Write out all of the records precisely. Skip anything that is a picture.

== == ==

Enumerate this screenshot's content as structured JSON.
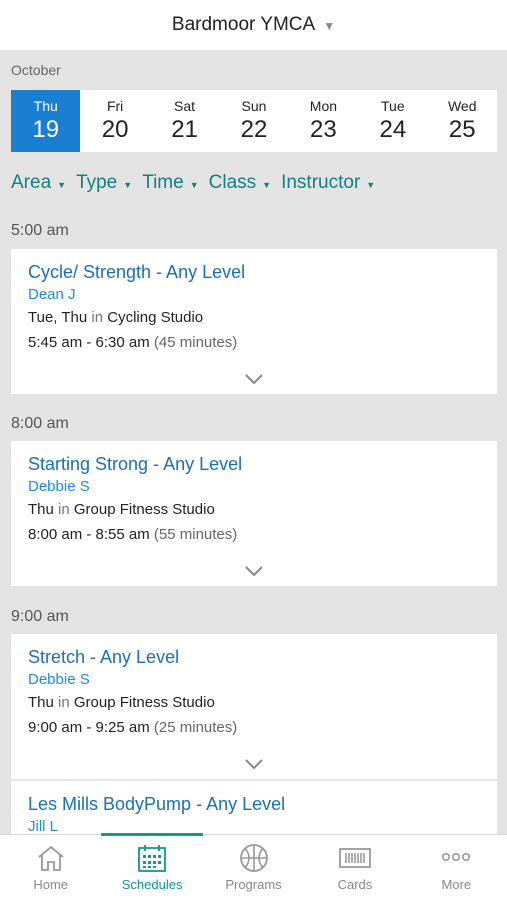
{
  "header": {
    "title": "Bardmoor YMCA"
  },
  "month": "October",
  "days": [
    {
      "dow": "Thu",
      "num": "19",
      "active": true
    },
    {
      "dow": "Fri",
      "num": "20"
    },
    {
      "dow": "Sat",
      "num": "21"
    },
    {
      "dow": "Sun",
      "num": "22"
    },
    {
      "dow": "Mon",
      "num": "23"
    },
    {
      "dow": "Tue",
      "num": "24"
    },
    {
      "dow": "Wed",
      "num": "25"
    }
  ],
  "filters": [
    "Area",
    "Type",
    "Time",
    "Class",
    "Instructor"
  ],
  "sections": [
    {
      "time": "5:00 am",
      "classes": [
        {
          "name": "Cycle/ Strength - Any Level",
          "instructor": "Dean J",
          "days": "Tue, Thu",
          "in_word": "in",
          "location": "Cycling Studio",
          "hours": "5:45 am - 6:30 am",
          "duration": "(45 minutes)"
        }
      ]
    },
    {
      "time": "8:00 am",
      "classes": [
        {
          "name": "Starting Strong - Any Level",
          "instructor": "Debbie S",
          "days": "Thu",
          "in_word": "in",
          "location": "Group Fitness Studio",
          "hours": "8:00 am - 8:55 am",
          "duration": "(55 minutes)"
        }
      ]
    },
    {
      "time": "9:00 am",
      "classes": [
        {
          "name": "Stretch - Any Level",
          "instructor": "Debbie S",
          "days": "Thu",
          "in_word": "in",
          "location": "Group Fitness Studio",
          "hours": "9:00 am - 9:25 am",
          "duration": "(25 minutes)"
        },
        {
          "name": "Les Mills BodyPump - Any Level",
          "instructor": "Jill L"
        }
      ]
    }
  ],
  "tabs": [
    {
      "label": "Home",
      "icon": "home-icon"
    },
    {
      "label": "Schedules",
      "icon": "calendar-icon",
      "active": true
    },
    {
      "label": "Programs",
      "icon": "basketball-icon"
    },
    {
      "label": "Cards",
      "icon": "barcode-card-icon"
    },
    {
      "label": "More",
      "icon": "more-dots-icon"
    }
  ],
  "colors": {
    "accent_blue": "#1a7fd1",
    "teal": "#13988b",
    "link": "#1a6fb5",
    "filter_teal": "#12807f"
  }
}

== == ==

# SOLUTION
Enumerate this screenshot's content as structured JSON.
{
  "header": {
    "title": "Bardmoor YMCA"
  },
  "month": "October",
  "days": [
    {
      "dow": "Thu",
      "num": "19",
      "active": true
    },
    {
      "dow": "Fri",
      "num": "20"
    },
    {
      "dow": "Sat",
      "num": "21"
    },
    {
      "dow": "Sun",
      "num": "22"
    },
    {
      "dow": "Mon",
      "num": "23"
    },
    {
      "dow": "Tue",
      "num": "24"
    },
    {
      "dow": "Wed",
      "num": "25"
    }
  ],
  "filters": [
    "Area",
    "Type",
    "Time",
    "Class",
    "Instructor"
  ],
  "sections": [
    {
      "time": "5:00 am",
      "classes": [
        {
          "name": "Cycle/ Strength - Any Level",
          "instructor": "Dean J",
          "days": "Tue, Thu",
          "in_word": "in",
          "location": "Cycling Studio",
          "hours": "5:45 am - 6:30 am",
          "duration": "(45 minutes)"
        }
      ]
    },
    {
      "time": "8:00 am",
      "classes": [
        {
          "name": "Starting Strong - Any Level",
          "instructor": "Debbie S",
          "days": "Thu",
          "in_word": "in",
          "location": "Group Fitness Studio",
          "hours": "8:00 am - 8:55 am",
          "duration": "(55 minutes)"
        }
      ]
    },
    {
      "time": "9:00 am",
      "classes": [
        {
          "name": "Stretch - Any Level",
          "instructor": "Debbie S",
          "days": "Thu",
          "in_word": "in",
          "location": "Group Fitness Studio",
          "hours": "9:00 am - 9:25 am",
          "duration": "(25 minutes)"
        },
        {
          "name": "Les Mills BodyPump - Any Level",
          "instructor": "Jill L"
        }
      ]
    }
  ],
  "tabs": [
    {
      "label": "Home",
      "icon": "home-icon"
    },
    {
      "label": "Schedules",
      "icon": "calendar-icon",
      "active": true
    },
    {
      "label": "Programs",
      "icon": "basketball-icon"
    },
    {
      "label": "Cards",
      "icon": "barcode-card-icon"
    },
    {
      "label": "More",
      "icon": "more-dots-icon"
    }
  ],
  "colors": {
    "accent_blue": "#1a7fd1",
    "teal": "#13988b",
    "link": "#1a6fb5",
    "filter_teal": "#12807f"
  }
}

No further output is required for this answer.